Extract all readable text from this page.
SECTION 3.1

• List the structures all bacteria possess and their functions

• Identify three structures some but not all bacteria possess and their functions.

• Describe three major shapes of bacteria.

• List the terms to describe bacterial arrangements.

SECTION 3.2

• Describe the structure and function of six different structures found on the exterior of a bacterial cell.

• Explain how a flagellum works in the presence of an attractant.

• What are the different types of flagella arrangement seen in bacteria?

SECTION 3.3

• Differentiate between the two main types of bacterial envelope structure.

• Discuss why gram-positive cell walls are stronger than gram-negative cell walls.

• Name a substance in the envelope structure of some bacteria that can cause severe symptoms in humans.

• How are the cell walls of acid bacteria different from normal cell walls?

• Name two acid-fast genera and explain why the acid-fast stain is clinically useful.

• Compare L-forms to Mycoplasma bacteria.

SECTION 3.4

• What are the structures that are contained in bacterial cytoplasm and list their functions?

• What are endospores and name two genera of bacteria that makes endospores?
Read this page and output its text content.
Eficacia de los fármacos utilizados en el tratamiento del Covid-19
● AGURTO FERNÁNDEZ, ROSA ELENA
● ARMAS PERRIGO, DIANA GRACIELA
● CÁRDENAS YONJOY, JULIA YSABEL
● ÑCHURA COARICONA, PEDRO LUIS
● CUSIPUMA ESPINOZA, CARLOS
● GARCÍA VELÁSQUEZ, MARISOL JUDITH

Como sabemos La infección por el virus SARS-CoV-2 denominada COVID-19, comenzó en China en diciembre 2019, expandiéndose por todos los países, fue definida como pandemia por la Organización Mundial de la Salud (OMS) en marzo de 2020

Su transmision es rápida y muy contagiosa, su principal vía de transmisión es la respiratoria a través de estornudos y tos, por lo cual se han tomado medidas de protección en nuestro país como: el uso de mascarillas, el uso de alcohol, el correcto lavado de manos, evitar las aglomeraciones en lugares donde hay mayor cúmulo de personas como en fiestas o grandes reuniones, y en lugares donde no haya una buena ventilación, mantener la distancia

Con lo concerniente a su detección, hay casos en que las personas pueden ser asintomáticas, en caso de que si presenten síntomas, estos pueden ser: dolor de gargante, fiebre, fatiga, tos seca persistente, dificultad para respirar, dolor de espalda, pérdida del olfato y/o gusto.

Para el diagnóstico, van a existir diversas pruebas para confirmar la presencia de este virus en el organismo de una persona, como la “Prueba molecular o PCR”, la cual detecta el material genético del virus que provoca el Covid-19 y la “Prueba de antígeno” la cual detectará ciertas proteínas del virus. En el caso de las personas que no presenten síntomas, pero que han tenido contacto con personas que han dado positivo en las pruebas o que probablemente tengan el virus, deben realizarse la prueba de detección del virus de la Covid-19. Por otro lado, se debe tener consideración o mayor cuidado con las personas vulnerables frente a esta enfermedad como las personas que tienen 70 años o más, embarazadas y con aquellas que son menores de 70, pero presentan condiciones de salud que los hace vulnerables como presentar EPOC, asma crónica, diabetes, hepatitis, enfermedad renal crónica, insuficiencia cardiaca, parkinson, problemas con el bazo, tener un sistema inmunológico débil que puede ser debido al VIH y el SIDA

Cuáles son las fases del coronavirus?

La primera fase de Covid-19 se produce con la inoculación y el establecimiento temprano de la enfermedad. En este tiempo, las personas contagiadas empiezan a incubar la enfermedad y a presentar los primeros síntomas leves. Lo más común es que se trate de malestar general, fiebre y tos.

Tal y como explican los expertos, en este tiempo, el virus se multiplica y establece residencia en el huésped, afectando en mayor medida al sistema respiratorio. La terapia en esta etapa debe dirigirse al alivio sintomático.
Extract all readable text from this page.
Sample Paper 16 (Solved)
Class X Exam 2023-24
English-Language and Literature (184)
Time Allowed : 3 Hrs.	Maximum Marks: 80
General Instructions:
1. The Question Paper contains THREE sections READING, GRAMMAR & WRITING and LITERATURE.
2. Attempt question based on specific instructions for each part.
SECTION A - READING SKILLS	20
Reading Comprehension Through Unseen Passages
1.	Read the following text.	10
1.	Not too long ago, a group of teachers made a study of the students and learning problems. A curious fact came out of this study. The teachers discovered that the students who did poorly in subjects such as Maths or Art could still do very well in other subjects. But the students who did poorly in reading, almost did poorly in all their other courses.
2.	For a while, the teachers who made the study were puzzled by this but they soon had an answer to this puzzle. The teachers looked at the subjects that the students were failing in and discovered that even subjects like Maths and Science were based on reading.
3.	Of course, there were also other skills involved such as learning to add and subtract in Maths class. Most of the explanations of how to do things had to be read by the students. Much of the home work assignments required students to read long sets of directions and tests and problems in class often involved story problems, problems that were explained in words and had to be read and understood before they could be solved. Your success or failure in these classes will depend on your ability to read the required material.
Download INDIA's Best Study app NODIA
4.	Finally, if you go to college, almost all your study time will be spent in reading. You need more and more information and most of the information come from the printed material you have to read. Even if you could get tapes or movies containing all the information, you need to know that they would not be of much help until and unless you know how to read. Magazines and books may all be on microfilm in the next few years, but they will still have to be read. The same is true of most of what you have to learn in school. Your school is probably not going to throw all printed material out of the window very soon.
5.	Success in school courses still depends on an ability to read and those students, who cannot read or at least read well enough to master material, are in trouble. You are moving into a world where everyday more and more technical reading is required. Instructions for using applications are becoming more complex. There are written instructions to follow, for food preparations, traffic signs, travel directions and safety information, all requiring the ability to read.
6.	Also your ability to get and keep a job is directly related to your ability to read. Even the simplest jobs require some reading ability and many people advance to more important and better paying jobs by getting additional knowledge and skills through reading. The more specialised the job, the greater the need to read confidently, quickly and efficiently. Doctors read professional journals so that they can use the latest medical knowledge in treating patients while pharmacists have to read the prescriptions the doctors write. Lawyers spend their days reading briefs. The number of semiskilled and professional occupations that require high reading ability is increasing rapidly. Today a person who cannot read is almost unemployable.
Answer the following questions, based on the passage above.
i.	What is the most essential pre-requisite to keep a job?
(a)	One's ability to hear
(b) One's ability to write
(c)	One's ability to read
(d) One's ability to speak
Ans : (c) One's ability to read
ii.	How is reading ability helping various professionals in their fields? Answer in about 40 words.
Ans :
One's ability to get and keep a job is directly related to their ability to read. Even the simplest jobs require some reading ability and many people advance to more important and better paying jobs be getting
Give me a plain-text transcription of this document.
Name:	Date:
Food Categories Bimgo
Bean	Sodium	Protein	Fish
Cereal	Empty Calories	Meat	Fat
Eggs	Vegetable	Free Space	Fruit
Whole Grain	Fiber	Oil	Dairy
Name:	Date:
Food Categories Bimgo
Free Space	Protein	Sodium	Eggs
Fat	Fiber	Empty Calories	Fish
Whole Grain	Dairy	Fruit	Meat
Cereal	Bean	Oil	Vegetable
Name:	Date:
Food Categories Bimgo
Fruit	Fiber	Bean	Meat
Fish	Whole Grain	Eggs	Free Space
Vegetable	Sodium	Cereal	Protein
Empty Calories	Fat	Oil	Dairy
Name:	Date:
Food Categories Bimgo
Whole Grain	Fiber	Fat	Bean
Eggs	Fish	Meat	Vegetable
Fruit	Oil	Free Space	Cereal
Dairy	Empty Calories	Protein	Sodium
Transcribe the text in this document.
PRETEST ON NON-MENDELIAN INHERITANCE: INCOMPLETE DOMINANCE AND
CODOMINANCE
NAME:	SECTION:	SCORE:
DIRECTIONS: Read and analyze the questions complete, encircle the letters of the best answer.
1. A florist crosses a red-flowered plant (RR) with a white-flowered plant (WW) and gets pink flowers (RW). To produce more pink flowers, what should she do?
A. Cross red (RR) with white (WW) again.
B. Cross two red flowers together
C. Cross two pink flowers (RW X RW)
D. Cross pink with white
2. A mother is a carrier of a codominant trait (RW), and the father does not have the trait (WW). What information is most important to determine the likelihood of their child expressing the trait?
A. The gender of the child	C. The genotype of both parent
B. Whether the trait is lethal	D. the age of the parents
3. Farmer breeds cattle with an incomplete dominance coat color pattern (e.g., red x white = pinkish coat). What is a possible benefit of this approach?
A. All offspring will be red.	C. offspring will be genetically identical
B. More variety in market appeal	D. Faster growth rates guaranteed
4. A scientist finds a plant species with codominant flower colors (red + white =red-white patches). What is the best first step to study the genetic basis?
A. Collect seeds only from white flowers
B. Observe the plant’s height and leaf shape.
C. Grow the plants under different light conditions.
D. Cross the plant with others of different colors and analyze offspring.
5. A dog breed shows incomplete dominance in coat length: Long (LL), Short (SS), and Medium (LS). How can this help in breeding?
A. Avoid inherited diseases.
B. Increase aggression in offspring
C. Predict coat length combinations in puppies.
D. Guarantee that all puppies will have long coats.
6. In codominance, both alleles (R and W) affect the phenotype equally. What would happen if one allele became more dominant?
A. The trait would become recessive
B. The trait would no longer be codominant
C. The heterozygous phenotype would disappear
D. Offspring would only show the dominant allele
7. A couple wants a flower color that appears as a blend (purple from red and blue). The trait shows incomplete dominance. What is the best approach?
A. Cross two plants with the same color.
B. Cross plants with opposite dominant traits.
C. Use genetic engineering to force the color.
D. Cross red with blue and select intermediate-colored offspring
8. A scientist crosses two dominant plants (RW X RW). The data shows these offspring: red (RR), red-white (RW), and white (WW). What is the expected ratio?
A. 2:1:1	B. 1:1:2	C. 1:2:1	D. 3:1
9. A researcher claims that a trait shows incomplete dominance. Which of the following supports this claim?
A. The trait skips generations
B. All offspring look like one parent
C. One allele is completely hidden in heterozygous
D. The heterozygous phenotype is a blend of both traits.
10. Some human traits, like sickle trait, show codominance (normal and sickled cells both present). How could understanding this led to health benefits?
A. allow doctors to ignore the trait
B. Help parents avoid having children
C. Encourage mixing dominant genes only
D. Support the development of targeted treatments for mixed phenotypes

^^^^

Where a line above holds the string "Paper", show that line.

| Worked solution |
Sample Paper 16 (Solved)
1. The Question Paper contains THREE sections READING, GRAMMAR & WRITING and LITERATURE.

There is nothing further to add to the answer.